● **TASK PROMPT**:
Each entry that follows is to be retyped exactly. Pictures do not belong in the copy.

● **INPUT**:
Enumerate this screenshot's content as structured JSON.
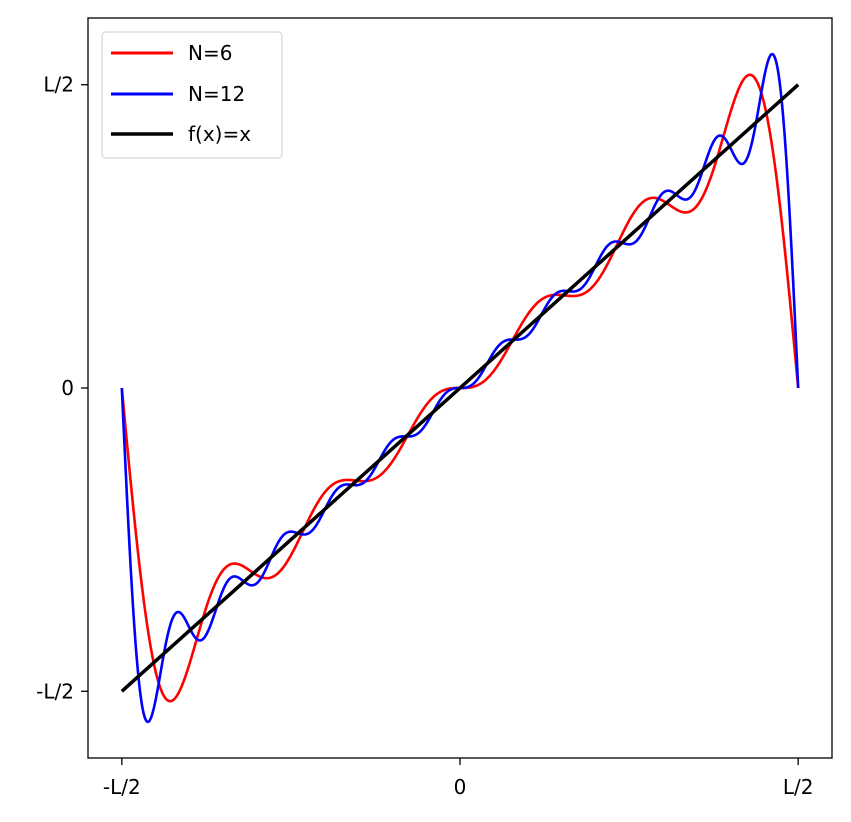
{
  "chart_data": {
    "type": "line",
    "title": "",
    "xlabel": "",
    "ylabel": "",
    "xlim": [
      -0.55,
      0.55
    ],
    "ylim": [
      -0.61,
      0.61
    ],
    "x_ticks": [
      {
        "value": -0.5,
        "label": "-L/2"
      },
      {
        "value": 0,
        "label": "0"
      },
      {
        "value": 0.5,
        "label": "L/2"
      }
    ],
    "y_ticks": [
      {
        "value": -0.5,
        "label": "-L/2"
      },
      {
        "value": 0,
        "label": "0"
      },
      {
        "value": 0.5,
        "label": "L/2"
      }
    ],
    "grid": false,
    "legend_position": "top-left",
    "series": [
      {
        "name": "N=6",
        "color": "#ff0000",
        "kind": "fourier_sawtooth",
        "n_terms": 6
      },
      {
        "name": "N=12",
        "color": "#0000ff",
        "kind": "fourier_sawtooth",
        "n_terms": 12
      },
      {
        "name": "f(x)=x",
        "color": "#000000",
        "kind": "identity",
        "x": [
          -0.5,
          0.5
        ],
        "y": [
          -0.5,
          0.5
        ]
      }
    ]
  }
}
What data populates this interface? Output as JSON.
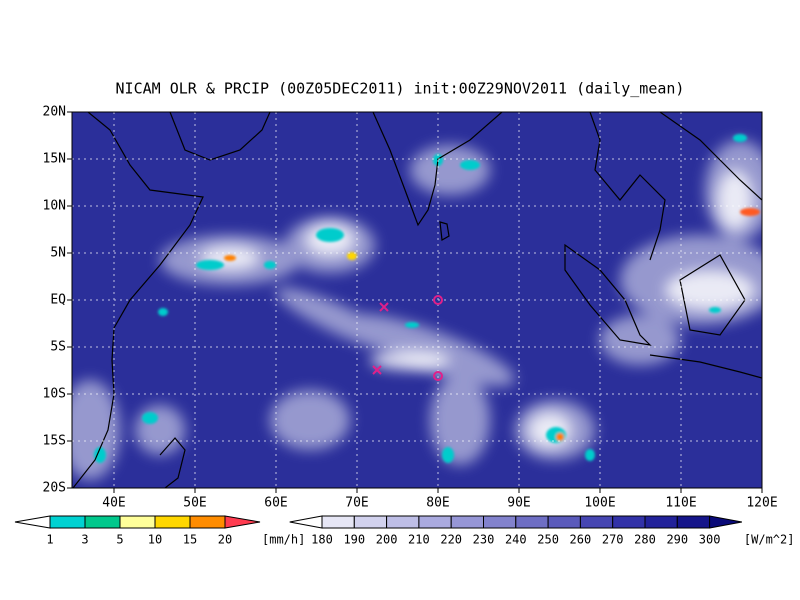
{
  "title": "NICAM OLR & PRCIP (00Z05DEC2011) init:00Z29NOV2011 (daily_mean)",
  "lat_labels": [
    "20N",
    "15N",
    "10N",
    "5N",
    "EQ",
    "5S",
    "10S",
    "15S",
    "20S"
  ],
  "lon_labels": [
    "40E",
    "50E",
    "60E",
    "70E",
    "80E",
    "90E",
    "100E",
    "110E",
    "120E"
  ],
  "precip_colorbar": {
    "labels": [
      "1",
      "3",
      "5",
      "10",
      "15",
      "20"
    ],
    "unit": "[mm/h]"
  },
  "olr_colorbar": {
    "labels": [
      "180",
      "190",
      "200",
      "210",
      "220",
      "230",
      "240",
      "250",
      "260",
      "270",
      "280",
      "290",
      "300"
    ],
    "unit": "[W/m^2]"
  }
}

● **IN RESPONSE**:
Enumerate this screenshot's content as structured JSON.
{
  "chart_data": {
    "type": "line",
    "title": "",
    "xlabel": "",
    "ylabel": "",
    "xlim": [
      -0.55,
      0.55
    ],
    "ylim": [
      -0.61,
      0.61
    ],
    "x_ticks": [
      {
        "value": -0.5,
        "label": "-L/2"
      },
      {
        "value": 0,
        "label": "0"
      },
      {
        "value": 0.5,
        "label": "L/2"
      }
    ],
    "y_ticks": [
      {
        "value": -0.5,
        "label": "-L/2"
      },
      {
        "value": 0,
        "label": "0"
      },
      {
        "value": 0.5,
        "label": "L/2"
      }
    ],
    "grid": false,
    "legend_position": "top-left",
    "series": [
      {
        "name": "N=6",
        "color": "#ff0000",
        "kind": "fourier_sawtooth",
        "n_terms": 6
      },
      {
        "name": "N=12",
        "color": "#0000ff",
        "kind": "fourier_sawtooth",
        "n_terms": 12
      },
      {
        "name": "f(x)=x",
        "color": "#000000",
        "kind": "identity",
        "x": [
          -0.5,
          0.5
        ],
        "y": [
          -0.5,
          0.5
        ]
      }
    ]
  }
}
What data populates this interface? Output as JSON.
{
  "title": "NICAM OLR & PRCIP (00Z05DEC2011) init:00Z29NOV2011 (daily_mean)",
  "lat_labels": [
    "20N",
    "15N",
    "10N",
    "5N",
    "EQ",
    "5S",
    "10S",
    "15S",
    "20S"
  ],
  "lon_labels": [
    "40E",
    "50E",
    "60E",
    "70E",
    "80E",
    "90E",
    "100E",
    "110E",
    "120E"
  ],
  "precip_colorbar": {
    "labels": [
      "1",
      "3",
      "5",
      "10",
      "15",
      "20"
    ],
    "unit": "[mm/h]"
  },
  "olr_colorbar": {
    "labels": [
      "180",
      "190",
      "200",
      "210",
      "220",
      "230",
      "240",
      "250",
      "260",
      "270",
      "280",
      "290",
      "300"
    ],
    "unit": "[W/m^2]"
  }
}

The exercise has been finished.